§ Given problem
Return the material exactly as supplied, apart from the pictures, which are omitted.

Begin

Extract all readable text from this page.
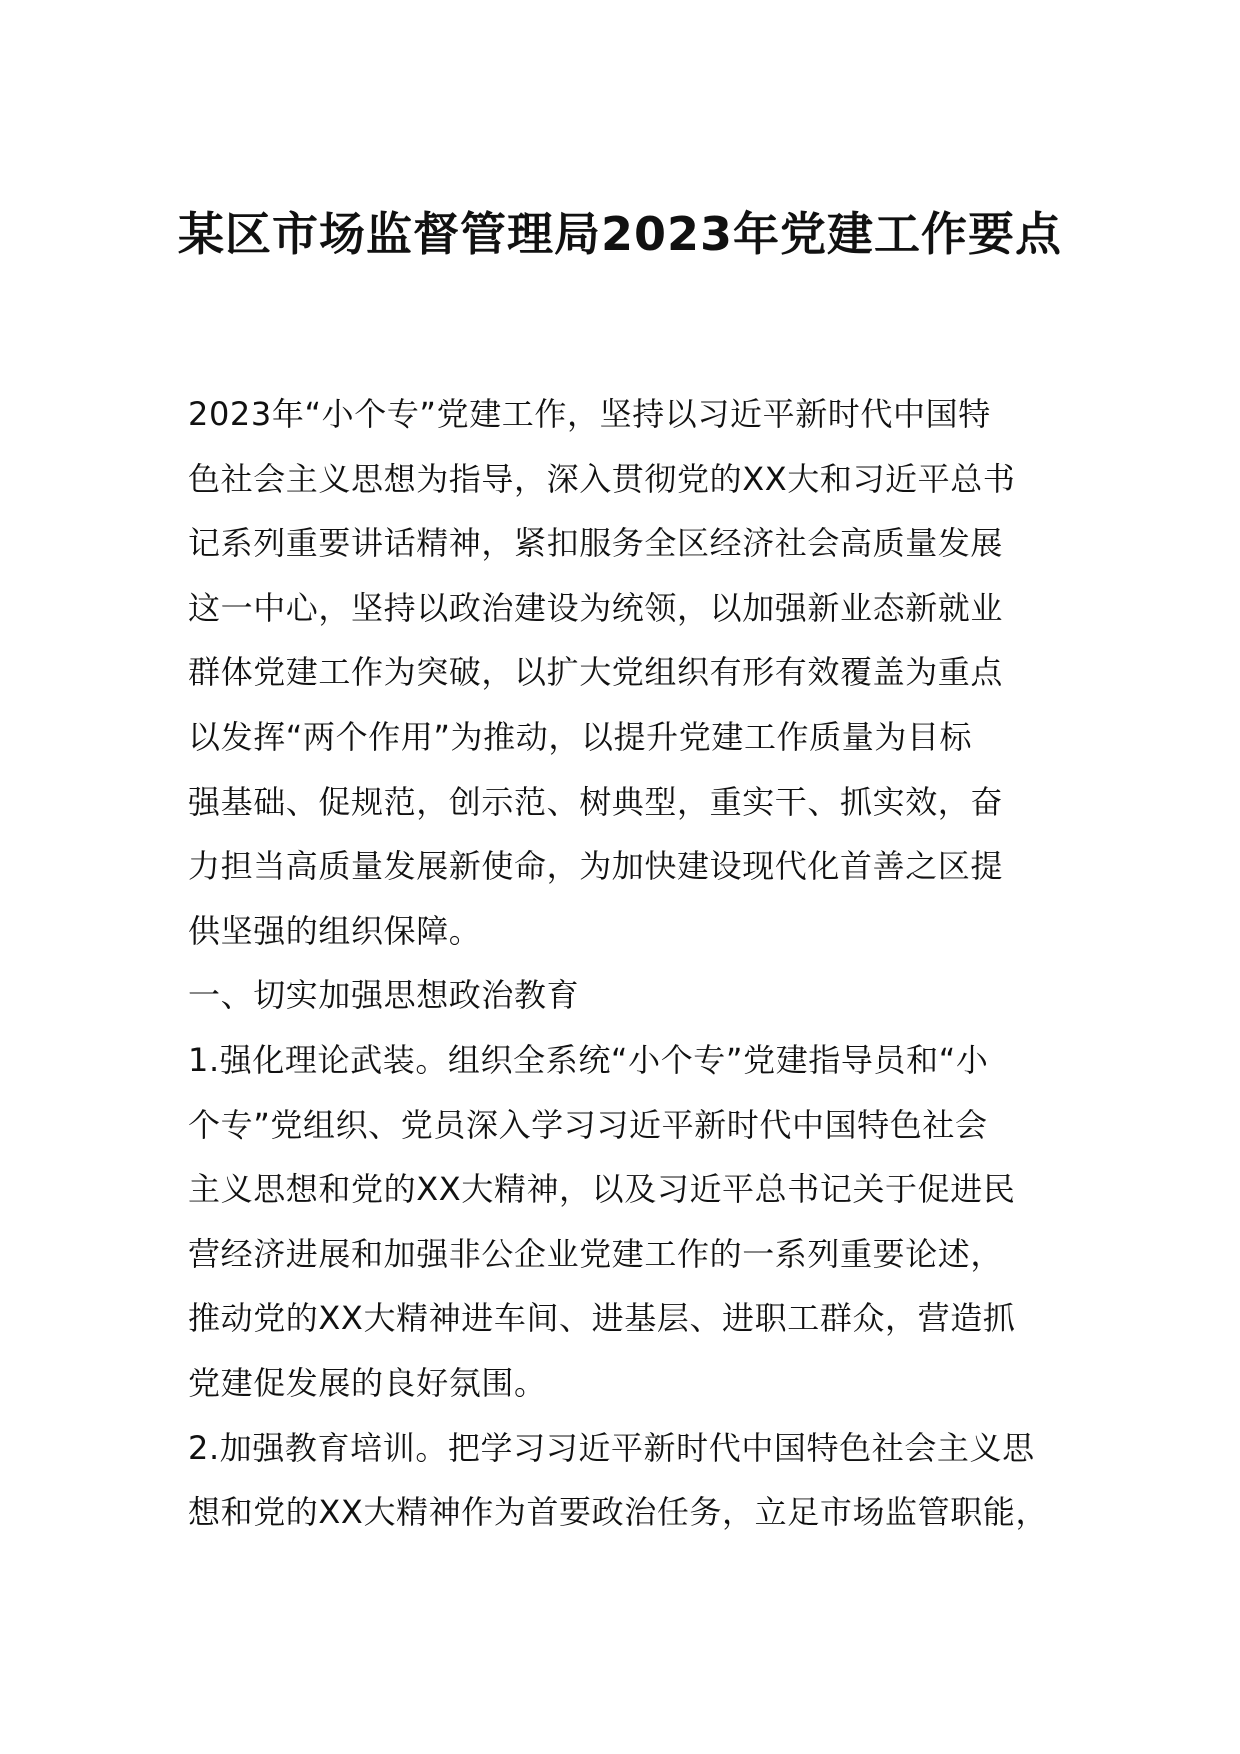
某区市场监督管理局2023年党建工作要点

2023年“小个专”党建工作，坚持以习近平新时代中国特

色社会主义思想为指导，深入贯彻党的XX大和习近平总书

记系列重要讲话精神，紧扣服务全区经济社会高质量发展

这一中心，坚持以政治建设为统领，以加强新业态新就业

群体党建工作为突破，以扩大党组织有形有效覆盖为重点

以发挥“两个作用”为推动，以提升党建工作质量为目标

强基础、促规范，创示范、树典型，重实干、抓实效，奋

力担当高质量发展新使命，为加快建设现代化首善之区提

供坚强的组织保障。

一、切实加强思想政治教育

1.强化理论武装。组织全系统“小个专”党建指导员和“小

个专”党组织、党员深入学习习近平新时代中国特色社会

主义思想和党的XX大精神，以及习近平总书记关于促进民

营经济进展和加强非公企业党建工作的一系列重要论述，

推动党的XX大精神进车间、进基层、进职工群众，营造抓

党建促发展的良好氛围。

2.加强教育培训。把学习习近平新时代中国特色社会主义思

想和党的XX大精神作为首要政治任务，立足市场监管职能，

End

§ Output below
Extract all readable text from this page.
某区市场监督管理局2023年党建工作要点

2023年“小个专”党建工作，坚持以习近平新时代中国特

色社会主义思想为指导，深入贯彻党的XX大和习近平总书

记系列重要讲话精神，紧扣服务全区经济社会高质量发展

这一中心，坚持以政治建设为统领，以加强新业态新就业

群体党建工作为突破，以扩大党组织有形有效覆盖为重点

以发挥“两个作用”为推动，以提升党建工作质量为目标

强基础、促规范，创示范、树典型，重实干、抓实效，奋

力担当高质量发展新使命，为加快建设现代化首善之区提

供坚强的组织保障。

一、切实加强思想政治教育

1.强化理论武装。组织全系统“小个专”党建指导员和“小

个专”党组织、党员深入学习习近平新时代中国特色社会

主义思想和党的XX大精神，以及习近平总书记关于促进民

营经济进展和加强非公企业党建工作的一系列重要论述，

推动党的XX大精神进车间、进基层、进职工群众，营造抓

党建促发展的良好氛围。

2.加强教育培训。把学习习近平新时代中国特色社会主义思

想和党的XX大精神作为首要政治任务，立足市场监管职能，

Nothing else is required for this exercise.